- _Given task_:
Write the material out again in full, exactly.

== Recorded information ==

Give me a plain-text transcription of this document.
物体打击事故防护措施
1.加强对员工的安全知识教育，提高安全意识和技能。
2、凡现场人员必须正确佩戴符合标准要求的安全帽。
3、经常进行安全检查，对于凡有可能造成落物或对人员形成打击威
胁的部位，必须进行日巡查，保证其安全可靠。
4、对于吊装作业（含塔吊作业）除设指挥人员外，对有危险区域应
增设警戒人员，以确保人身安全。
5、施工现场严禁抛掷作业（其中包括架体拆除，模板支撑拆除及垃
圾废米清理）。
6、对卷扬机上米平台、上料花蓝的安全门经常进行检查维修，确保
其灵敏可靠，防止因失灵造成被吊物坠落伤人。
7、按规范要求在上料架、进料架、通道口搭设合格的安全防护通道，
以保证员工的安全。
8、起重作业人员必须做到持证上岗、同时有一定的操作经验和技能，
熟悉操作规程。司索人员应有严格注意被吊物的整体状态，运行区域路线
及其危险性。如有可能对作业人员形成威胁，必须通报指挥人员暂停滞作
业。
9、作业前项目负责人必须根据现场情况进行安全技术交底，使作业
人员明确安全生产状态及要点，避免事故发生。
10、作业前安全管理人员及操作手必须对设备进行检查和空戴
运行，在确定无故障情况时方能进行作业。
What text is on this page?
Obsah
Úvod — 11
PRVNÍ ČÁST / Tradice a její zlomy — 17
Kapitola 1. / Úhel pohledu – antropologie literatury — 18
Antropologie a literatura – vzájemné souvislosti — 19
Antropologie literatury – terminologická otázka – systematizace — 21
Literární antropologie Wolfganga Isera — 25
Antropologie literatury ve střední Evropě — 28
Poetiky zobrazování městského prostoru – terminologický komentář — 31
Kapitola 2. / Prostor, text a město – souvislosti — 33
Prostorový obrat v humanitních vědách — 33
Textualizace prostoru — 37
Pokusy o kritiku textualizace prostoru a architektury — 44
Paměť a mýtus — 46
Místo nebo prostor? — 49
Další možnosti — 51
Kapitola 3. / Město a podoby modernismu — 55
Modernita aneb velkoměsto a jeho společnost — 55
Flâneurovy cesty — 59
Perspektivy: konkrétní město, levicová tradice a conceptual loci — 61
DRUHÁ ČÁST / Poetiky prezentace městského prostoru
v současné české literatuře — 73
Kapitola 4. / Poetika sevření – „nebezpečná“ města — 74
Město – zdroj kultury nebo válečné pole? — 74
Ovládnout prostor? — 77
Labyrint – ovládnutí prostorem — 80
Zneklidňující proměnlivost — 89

===

- _Result of this task_:
Give me a plain-text transcription of this document.
物体打击事故防护措施
1.加强对员工的安全知识教育，提高安全意识和技能。
2、凡现场人员必须正确佩戴符合标准要求的安全帽。
3、经常进行安全检查，对于凡有可能造成落物或对人员形成打击威
胁的部位，必须进行日巡查，保证其安全可靠。
4、对于吊装作业（含塔吊作业）除设指挥人员外，对有危险区域应
增设警戒人员，以确保人身安全。
5、施工现场严禁抛掷作业（其中包括架体拆除，模板支撑拆除及垃
圾废米清理）。
6、对卷扬机上米平台、上料花蓝的安全门经常进行检查维修，确保
其灵敏可靠，防止因失灵造成被吊物坠落伤人。
7、按规范要求在上料架、进料架、通道口搭设合格的安全防护通道，
以保证员工的安全。
8、起重作业人员必须做到持证上岗、同时有一定的操作经验和技能，
熟悉操作规程。司索人员应有严格注意被吊物的整体状态，运行区域路线
及其危险性。如有可能对作业人员形成威胁，必须通报指挥人员暂停滞作
业。
9、作业前项目负责人必须根据现场情况进行安全技术交底，使作业
人员明确安全生产状态及要点，避免事故发生。
10、作业前安全管理人员及操作手必须对设备进行检查和空戴
运行，在确定无故障情况时方能进行作业。
What text is on this page?
Obsah
Úvod — 11
PRVNÍ ČÁST / Tradice a její zlomy — 17
Kapitola 1. / Úhel pohledu – antropologie literatury — 18
Antropologie a literatura – vzájemné souvislosti — 19
Antropologie literatury – terminologická otázka – systematizace — 21
Literární antropologie Wolfganga Isera — 25
Antropologie literatury ve střední Evropě — 28
Poetiky zobrazování městského prostoru – terminologický komentář — 31
Kapitola 2. / Prostor, text a město – souvislosti — 33
Prostorový obrat v humanitních vědách — 33
Textualizace prostoru — 37
Pokusy o kritiku textualizace prostoru a architektury — 44
Paměť a mýtus — 46
Místo nebo prostor? — 49
Další možnosti — 51
Kapitola 3. / Město a podoby modernismu — 55
Modernita aneb velkoměsto a jeho společnost — 55
Flâneurovy cesty — 59
Perspektivy: konkrétní město, levicová tradice a conceptual loci — 61
DRUHÁ ČÁST / Poetiky prezentace městského prostoru
v současné české literatuře — 73
Kapitola 4. / Poetika sevření – „nebezpečná“ města — 74
Město – zdroj kultury nebo válečné pole? — 74
Ovládnout prostor? — 77
Labyrint – ovládnutí prostorem — 80
Zneklidňující proměnlivost — 89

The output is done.